Items:
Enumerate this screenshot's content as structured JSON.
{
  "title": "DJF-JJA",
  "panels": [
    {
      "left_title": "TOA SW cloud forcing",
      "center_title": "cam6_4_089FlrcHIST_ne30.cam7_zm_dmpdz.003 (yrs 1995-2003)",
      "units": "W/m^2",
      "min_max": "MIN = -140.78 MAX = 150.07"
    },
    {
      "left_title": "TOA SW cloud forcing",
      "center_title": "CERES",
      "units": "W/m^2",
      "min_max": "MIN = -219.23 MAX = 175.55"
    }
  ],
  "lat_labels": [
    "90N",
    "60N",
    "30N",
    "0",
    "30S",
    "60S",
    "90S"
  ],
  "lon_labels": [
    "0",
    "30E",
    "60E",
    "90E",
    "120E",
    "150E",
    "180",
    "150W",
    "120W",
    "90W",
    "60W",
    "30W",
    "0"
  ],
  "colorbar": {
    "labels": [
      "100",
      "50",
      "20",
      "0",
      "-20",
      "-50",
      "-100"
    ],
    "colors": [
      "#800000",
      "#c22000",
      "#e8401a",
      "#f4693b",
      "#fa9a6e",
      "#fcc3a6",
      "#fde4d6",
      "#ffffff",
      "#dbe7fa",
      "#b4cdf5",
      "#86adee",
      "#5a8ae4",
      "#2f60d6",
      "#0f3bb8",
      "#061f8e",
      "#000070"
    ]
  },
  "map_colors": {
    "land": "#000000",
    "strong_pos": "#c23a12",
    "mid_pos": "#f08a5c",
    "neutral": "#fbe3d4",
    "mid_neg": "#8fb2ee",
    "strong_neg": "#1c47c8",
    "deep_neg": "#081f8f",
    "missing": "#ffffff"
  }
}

---

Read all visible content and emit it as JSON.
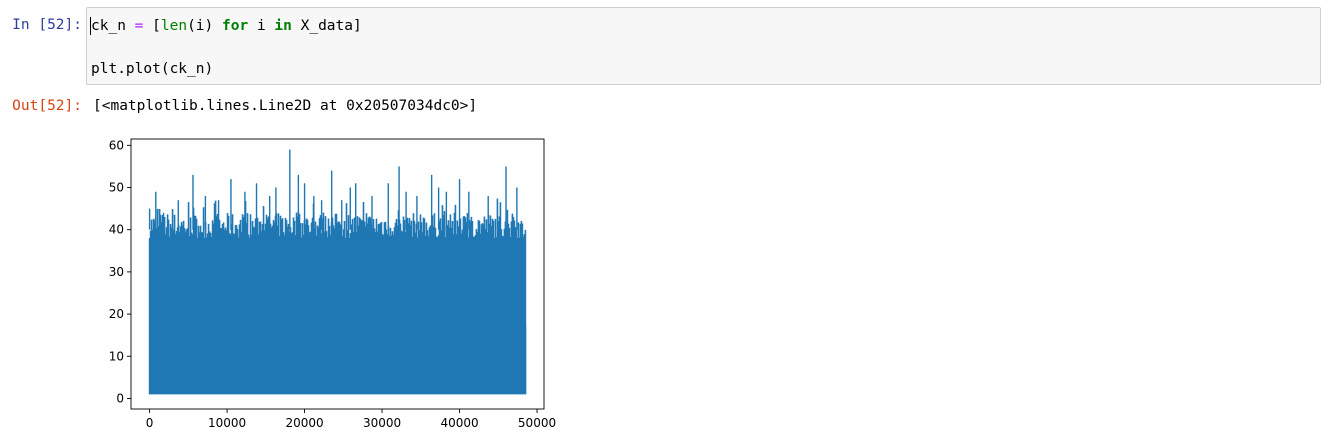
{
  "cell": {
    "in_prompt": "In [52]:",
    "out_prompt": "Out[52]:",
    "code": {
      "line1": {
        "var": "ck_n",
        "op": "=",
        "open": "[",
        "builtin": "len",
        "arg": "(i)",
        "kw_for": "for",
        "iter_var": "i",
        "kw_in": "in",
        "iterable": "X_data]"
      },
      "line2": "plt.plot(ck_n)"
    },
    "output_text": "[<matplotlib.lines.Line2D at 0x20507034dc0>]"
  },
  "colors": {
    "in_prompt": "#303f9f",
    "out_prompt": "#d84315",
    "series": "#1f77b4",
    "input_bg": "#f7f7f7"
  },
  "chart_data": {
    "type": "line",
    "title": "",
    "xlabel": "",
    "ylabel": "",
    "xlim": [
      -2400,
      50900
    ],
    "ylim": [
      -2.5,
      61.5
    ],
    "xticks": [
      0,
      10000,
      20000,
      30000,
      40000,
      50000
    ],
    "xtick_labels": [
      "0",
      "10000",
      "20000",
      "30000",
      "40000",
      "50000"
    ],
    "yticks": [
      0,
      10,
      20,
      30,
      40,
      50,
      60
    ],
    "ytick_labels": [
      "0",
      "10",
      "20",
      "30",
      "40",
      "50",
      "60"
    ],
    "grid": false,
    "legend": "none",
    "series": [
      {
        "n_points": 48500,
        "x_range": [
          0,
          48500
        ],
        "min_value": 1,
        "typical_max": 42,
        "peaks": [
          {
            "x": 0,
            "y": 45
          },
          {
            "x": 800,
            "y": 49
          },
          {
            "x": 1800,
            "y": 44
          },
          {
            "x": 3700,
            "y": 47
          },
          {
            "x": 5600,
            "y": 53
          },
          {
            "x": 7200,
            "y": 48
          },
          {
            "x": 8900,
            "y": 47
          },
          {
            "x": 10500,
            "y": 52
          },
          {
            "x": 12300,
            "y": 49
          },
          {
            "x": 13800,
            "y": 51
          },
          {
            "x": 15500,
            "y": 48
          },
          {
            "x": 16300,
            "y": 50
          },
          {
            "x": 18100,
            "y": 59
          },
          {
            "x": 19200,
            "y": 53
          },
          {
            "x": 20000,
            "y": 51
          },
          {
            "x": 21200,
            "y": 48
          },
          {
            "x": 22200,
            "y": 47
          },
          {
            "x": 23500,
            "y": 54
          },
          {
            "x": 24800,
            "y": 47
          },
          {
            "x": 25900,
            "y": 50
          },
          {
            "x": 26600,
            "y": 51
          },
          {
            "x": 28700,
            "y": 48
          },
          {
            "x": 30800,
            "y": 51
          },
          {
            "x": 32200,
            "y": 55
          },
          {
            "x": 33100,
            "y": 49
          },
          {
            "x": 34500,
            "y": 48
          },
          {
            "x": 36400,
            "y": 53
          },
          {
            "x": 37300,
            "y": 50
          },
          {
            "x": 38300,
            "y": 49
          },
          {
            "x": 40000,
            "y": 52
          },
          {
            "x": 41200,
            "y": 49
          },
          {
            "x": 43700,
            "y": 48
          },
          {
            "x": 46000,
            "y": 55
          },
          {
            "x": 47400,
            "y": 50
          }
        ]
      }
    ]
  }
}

Objective:
Check all the records above and select each line where the string "content" is found.

The output:
Enumerate this screenshot's content as structured JSON.
Read all visible content and emit it as JSON.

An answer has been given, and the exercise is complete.